> **WHAT YOU HAVE TO DO**:
Answer with a single number: how many lines in the listing below include "Bienen"?
____________
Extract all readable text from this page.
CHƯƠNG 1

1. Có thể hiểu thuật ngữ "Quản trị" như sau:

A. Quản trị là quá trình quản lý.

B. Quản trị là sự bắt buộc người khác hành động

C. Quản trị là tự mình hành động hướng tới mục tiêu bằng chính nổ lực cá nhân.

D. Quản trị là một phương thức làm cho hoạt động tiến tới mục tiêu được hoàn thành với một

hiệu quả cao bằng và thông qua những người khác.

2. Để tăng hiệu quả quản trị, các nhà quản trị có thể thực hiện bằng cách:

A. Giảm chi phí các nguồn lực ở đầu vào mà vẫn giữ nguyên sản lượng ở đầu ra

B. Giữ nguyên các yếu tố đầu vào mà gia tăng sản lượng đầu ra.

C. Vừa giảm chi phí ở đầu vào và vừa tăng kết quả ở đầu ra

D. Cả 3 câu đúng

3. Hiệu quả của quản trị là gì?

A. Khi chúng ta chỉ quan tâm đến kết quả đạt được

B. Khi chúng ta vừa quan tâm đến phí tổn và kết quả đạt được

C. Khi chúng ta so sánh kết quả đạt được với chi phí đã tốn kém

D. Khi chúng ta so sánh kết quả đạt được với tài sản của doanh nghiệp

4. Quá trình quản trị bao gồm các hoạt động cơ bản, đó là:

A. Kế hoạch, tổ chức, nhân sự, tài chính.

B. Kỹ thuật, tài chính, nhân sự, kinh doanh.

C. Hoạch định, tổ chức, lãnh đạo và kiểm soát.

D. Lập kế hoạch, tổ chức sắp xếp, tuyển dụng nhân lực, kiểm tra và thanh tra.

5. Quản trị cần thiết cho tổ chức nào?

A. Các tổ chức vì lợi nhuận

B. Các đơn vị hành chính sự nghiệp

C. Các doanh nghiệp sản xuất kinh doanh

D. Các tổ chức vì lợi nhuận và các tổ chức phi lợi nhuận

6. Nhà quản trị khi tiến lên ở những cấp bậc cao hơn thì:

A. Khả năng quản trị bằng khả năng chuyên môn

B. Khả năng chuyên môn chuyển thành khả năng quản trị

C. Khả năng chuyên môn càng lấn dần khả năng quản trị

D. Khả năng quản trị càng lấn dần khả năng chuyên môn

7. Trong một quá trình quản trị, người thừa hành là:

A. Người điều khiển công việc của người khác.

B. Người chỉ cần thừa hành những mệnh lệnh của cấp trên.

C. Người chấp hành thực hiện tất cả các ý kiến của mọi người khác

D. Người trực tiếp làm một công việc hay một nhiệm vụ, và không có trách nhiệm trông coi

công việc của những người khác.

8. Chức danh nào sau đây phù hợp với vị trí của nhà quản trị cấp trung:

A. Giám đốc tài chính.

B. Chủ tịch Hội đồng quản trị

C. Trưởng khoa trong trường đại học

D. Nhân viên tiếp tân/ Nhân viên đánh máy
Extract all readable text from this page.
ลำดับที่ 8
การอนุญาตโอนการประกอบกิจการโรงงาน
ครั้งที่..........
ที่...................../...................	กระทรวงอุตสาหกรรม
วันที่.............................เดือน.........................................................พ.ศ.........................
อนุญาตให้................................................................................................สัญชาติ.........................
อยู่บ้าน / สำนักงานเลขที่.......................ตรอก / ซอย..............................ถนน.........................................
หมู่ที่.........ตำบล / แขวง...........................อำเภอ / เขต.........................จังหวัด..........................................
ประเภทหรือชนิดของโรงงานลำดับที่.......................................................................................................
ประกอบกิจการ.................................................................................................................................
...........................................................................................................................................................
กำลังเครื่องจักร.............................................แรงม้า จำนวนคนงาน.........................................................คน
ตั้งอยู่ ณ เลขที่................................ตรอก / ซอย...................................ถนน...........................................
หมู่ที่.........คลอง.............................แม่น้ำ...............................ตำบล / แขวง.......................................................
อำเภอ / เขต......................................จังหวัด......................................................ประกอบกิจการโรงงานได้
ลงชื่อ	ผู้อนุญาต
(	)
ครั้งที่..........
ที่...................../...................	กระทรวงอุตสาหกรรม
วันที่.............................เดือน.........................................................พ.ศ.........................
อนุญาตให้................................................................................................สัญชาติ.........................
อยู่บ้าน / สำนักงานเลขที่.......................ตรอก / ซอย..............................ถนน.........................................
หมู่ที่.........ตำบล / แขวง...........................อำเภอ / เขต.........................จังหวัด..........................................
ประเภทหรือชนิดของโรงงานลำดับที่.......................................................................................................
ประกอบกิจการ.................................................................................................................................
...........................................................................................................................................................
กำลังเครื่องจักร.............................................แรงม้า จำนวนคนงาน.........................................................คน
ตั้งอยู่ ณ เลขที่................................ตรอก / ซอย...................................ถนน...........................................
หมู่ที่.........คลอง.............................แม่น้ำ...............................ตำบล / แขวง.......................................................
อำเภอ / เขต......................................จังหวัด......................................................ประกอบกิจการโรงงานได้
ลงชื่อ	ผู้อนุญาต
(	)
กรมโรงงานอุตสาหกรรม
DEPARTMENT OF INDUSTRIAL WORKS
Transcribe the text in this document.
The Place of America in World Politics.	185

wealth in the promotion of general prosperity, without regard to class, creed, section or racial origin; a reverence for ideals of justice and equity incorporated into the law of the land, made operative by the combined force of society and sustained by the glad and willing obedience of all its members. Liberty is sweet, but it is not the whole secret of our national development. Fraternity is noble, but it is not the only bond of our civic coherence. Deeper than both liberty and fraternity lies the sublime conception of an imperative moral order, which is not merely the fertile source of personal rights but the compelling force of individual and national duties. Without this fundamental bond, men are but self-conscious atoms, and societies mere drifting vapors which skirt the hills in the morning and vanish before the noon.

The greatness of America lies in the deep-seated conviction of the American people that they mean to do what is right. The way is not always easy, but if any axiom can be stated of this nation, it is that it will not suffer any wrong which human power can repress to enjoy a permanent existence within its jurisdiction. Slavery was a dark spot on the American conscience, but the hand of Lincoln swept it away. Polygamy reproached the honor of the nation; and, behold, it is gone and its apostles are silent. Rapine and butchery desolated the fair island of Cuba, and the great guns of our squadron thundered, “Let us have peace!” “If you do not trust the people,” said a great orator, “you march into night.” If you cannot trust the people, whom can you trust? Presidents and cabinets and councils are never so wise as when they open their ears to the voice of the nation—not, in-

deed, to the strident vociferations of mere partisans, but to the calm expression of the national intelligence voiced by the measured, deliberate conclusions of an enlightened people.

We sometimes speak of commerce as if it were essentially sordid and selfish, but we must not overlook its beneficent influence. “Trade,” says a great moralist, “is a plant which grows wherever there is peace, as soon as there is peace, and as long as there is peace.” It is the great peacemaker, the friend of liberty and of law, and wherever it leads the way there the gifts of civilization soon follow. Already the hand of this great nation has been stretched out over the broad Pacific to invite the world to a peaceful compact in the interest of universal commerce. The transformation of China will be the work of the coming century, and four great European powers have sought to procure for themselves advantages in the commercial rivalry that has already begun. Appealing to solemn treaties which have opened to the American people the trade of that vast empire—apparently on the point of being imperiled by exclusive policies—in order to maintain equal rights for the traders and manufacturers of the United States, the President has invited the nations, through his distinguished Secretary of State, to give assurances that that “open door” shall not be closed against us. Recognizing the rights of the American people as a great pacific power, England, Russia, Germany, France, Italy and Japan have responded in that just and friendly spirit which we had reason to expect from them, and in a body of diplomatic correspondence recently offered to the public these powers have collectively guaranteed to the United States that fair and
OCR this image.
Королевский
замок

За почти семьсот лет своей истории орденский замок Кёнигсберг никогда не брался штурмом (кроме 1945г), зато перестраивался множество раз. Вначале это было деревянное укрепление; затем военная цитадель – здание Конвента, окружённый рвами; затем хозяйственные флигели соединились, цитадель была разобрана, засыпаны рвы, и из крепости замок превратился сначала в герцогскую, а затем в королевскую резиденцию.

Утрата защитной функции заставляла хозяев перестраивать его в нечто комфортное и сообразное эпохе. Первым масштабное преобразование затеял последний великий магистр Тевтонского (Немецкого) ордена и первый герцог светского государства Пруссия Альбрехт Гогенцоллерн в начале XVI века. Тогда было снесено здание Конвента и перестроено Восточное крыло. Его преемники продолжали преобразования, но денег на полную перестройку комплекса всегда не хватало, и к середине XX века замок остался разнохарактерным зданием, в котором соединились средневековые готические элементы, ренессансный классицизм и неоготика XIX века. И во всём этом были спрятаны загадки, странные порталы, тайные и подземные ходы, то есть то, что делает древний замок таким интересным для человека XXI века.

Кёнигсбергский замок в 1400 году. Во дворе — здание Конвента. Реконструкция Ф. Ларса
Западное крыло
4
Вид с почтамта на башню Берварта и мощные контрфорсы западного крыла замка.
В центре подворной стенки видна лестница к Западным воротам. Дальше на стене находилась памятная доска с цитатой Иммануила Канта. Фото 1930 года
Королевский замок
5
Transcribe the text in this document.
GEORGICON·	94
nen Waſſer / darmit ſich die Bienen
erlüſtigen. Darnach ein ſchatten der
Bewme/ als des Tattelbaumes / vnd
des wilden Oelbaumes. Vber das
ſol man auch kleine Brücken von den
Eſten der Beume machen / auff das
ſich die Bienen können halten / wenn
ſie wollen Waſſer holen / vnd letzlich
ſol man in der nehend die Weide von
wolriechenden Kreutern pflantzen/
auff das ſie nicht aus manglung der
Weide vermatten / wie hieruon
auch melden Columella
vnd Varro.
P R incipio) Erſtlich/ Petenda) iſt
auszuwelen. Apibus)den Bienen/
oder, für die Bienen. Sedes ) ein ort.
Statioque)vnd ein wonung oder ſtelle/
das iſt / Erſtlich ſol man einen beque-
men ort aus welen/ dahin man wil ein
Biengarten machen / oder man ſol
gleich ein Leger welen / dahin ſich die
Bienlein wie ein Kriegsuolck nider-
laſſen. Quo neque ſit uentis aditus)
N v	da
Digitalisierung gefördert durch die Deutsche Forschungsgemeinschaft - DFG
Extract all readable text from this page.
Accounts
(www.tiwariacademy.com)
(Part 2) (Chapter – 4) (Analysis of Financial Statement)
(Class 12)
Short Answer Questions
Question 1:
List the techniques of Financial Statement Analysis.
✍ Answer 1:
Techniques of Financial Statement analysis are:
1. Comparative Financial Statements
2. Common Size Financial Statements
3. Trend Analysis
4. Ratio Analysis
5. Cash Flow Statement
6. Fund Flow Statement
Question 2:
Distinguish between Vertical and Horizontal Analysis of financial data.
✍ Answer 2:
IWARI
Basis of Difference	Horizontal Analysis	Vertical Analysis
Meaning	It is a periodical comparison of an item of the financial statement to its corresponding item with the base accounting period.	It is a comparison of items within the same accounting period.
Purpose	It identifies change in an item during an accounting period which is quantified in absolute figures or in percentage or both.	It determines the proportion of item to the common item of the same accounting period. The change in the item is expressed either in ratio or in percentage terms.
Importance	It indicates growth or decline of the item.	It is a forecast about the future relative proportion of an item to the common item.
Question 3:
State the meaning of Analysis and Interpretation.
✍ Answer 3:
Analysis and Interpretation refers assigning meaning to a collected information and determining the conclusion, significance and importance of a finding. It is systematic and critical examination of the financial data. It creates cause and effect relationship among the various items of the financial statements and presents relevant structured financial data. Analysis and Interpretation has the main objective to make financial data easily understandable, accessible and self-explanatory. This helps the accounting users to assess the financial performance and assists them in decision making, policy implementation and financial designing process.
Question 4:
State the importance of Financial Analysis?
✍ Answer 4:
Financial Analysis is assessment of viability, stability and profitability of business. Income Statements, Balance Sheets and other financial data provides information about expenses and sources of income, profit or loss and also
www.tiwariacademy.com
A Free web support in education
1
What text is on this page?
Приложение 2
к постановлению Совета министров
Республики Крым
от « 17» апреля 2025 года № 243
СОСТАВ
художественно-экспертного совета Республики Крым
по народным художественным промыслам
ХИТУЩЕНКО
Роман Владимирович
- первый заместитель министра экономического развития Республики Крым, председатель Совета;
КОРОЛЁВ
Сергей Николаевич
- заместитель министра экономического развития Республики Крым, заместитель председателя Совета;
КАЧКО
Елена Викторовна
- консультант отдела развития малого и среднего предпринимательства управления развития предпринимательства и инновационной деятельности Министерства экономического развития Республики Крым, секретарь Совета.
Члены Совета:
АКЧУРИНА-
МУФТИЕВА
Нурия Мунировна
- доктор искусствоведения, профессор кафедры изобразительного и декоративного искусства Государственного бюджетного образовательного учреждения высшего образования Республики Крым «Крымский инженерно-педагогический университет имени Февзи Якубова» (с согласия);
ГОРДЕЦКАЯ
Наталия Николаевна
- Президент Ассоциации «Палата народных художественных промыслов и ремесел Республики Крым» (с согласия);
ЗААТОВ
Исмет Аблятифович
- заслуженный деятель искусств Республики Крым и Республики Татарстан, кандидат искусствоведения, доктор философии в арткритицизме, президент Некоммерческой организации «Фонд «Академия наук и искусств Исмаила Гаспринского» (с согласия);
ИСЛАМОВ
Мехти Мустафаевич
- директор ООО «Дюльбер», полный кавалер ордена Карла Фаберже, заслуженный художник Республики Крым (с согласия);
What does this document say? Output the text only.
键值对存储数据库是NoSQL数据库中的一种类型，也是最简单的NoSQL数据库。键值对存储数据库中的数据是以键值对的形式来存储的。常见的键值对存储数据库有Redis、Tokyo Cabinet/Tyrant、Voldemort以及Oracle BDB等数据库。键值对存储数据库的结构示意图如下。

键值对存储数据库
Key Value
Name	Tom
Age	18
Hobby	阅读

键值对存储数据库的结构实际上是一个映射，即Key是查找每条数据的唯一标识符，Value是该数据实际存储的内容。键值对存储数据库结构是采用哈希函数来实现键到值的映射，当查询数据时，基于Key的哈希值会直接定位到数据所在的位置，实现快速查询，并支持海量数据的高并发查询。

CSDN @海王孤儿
____________
> **ANSWER FOR THIS EXERCISE**:
4